*** Material provided

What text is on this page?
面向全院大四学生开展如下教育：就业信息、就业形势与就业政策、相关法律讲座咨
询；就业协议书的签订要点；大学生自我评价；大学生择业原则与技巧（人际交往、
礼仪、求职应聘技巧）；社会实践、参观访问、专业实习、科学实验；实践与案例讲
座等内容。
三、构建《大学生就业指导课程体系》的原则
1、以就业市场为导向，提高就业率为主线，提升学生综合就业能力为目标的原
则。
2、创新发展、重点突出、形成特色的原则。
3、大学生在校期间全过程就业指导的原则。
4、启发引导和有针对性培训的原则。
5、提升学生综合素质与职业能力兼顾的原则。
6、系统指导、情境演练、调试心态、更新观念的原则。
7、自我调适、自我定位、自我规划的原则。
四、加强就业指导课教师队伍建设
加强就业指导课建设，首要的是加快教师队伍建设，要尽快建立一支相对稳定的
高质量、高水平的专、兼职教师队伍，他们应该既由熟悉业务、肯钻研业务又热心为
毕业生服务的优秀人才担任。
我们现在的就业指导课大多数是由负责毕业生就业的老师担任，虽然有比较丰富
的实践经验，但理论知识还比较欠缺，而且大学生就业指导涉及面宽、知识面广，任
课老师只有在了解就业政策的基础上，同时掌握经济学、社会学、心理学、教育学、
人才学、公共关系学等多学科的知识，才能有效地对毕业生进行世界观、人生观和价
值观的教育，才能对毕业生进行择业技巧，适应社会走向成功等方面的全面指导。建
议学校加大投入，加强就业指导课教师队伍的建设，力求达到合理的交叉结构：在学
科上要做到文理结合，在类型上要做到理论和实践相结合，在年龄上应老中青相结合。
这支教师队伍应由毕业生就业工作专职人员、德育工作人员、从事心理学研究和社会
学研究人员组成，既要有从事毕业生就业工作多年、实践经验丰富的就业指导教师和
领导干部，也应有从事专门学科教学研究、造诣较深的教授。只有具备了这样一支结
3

******

Write out every entry above, word for word.

Solution to the exercise:
What text is on this page?
面向全院大四学生开展如下教育：就业信息、就业形势与就业政策、相关法律讲座咨
询；就业协议书的签订要点；大学生自我评价；大学生择业原则与技巧（人际交往、
礼仪、求职应聘技巧）；社会实践、参观访问、专业实习、科学实验；实践与案例讲
座等内容。
三、构建《大学生就业指导课程体系》的原则
1、以就业市场为导向，提高就业率为主线，提升学生综合就业能力为目标的原
则。
2、创新发展、重点突出、形成特色的原则。
3、大学生在校期间全过程就业指导的原则。
4、启发引导和有针对性培训的原则。
5、提升学生综合素质与职业能力兼顾的原则。
6、系统指导、情境演练、调试心态、更新观念的原则。
7、自我调适、自我定位、自我规划的原则。
四、加强就业指导课教师队伍建设
加强就业指导课建设，首要的是加快教师队伍建设，要尽快建立一支相对稳定的
高质量、高水平的专、兼职教师队伍，他们应该既由熟悉业务、肯钻研业务又热心为
毕业生服务的优秀人才担任。
我们现在的就业指导课大多数是由负责毕业生就业的老师担任，虽然有比较丰富
的实践经验，但理论知识还比较欠缺，而且大学生就业指导涉及面宽、知识面广，任
课老师只有在了解就业政策的基础上，同时掌握经济学、社会学、心理学、教育学、
人才学、公共关系学等多学科的知识，才能有效地对毕业生进行世界观、人生观和价
值观的教育，才能对毕业生进行择业技巧，适应社会走向成功等方面的全面指导。建
议学校加大投入，加强就业指导课教师队伍的建设，力求达到合理的交叉结构：在学
科上要做到文理结合，在类型上要做到理论和实践相结合，在年龄上应老中青相结合。
这支教师队伍应由毕业生就业工作专职人员、德育工作人员、从事心理学研究和社会
学研究人员组成，既要有从事毕业生就业工作多年、实践经验丰富的就业指导教师和
领导干部，也应有从事专门学科教学研究、造诣较深的教授。只有具备了这样一支结
3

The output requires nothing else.